JOB: Below are the records. List every line holding the word "content".

_____

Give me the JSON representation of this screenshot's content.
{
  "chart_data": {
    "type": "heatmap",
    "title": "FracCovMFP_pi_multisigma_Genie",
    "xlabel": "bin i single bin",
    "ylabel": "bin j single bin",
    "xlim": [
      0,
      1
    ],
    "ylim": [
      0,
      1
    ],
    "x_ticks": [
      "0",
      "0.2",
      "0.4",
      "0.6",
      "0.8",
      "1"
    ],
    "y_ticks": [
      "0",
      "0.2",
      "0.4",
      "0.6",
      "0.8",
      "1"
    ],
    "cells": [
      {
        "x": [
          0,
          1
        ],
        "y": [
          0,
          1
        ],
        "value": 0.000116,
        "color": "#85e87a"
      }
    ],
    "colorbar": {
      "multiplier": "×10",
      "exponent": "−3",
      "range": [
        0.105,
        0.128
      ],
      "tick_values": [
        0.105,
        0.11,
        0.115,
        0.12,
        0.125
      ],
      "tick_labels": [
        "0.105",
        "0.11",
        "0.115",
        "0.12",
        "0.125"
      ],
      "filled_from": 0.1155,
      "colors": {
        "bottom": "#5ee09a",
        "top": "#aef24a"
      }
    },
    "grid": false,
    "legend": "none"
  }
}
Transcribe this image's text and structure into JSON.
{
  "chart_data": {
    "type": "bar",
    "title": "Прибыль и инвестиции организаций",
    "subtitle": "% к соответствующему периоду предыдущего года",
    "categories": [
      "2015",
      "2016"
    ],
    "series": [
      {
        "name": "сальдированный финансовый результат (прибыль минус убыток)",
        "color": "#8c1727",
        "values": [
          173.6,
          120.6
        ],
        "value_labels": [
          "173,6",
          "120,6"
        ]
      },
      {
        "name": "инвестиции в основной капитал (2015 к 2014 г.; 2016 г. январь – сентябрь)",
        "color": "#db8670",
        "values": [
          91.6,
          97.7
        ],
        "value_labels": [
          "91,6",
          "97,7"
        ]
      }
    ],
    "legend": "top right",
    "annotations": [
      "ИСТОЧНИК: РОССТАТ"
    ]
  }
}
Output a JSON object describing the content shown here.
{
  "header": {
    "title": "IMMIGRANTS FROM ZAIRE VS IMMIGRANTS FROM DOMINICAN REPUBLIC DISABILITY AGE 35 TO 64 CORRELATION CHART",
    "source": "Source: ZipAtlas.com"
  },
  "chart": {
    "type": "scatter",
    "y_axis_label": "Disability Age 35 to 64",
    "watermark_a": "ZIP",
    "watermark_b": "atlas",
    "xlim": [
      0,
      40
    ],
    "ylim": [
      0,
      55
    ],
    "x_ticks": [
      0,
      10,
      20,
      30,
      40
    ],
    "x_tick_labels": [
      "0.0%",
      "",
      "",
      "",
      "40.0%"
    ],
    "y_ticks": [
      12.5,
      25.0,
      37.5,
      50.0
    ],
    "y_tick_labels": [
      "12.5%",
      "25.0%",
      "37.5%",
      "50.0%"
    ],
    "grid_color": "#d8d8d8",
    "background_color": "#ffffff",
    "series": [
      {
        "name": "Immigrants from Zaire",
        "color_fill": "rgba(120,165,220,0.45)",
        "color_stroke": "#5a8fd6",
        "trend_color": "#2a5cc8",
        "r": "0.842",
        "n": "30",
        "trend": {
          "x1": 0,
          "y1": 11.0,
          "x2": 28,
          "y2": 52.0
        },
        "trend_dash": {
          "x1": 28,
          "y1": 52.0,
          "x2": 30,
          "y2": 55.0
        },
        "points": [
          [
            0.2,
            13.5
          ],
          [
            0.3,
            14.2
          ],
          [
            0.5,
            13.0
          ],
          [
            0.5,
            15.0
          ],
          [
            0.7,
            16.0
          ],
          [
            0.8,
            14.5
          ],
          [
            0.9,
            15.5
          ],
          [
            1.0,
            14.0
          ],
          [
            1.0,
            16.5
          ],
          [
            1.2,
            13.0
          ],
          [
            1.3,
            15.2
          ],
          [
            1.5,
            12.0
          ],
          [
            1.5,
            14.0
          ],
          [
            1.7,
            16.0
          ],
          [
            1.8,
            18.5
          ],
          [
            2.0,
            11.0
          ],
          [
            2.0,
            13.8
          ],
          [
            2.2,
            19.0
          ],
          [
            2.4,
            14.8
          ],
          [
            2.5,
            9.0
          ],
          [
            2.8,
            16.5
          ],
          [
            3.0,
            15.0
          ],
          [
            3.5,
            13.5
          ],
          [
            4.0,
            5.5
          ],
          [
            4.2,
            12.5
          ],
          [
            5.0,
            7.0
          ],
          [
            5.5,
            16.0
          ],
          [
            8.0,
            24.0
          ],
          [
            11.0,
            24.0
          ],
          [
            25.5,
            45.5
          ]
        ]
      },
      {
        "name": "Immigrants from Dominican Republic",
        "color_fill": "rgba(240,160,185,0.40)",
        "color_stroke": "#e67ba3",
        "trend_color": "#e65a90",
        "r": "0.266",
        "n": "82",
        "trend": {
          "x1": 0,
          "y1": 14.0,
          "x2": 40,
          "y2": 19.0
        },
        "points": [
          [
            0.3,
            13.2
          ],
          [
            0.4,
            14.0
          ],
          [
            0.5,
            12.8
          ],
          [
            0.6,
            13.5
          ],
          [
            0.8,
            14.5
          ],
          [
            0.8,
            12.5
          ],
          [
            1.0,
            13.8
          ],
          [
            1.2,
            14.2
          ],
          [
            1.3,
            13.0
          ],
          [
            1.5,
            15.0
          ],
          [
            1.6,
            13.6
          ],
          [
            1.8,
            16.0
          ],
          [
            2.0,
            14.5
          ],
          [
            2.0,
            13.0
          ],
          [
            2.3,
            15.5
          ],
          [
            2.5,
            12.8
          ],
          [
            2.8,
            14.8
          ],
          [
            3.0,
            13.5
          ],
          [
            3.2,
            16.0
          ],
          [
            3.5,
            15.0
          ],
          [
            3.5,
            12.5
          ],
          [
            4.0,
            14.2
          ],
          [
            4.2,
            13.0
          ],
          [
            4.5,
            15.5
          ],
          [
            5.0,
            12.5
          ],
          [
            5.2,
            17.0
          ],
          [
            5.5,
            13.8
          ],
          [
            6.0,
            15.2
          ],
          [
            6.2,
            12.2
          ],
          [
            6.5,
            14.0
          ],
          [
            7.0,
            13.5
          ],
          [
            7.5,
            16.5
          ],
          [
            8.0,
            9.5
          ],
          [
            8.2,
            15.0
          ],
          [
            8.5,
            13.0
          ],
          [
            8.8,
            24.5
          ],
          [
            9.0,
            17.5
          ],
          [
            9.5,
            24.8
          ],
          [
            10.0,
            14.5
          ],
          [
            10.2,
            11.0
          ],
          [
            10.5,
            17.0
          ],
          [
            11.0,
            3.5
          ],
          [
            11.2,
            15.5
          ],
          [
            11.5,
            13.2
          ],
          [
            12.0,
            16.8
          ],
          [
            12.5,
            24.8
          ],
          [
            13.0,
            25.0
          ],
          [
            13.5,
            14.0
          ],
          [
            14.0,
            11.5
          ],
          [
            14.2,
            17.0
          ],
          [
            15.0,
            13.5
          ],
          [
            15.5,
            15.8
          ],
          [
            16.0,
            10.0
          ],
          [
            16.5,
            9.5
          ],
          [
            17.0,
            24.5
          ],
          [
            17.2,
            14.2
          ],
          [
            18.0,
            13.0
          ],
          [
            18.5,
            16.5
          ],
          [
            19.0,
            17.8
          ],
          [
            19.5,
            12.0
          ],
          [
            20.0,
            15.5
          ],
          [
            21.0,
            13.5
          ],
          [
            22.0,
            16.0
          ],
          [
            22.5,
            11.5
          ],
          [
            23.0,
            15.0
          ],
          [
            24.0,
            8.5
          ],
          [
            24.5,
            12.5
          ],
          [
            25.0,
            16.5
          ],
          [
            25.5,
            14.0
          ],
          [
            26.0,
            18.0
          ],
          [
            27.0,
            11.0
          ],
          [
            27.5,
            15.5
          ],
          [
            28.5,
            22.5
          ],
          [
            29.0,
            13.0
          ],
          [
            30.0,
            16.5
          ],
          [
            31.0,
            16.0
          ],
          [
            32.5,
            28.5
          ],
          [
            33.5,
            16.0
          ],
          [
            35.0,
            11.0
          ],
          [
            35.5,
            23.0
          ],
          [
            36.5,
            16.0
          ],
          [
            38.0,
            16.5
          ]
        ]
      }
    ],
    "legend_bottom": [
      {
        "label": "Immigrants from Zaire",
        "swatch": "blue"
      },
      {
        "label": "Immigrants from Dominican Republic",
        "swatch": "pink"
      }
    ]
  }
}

_____

RESULT OF THIS EXERCISE:
Give me the JSON representation of this screenshot's content.
Output a JSON object describing the content shown here.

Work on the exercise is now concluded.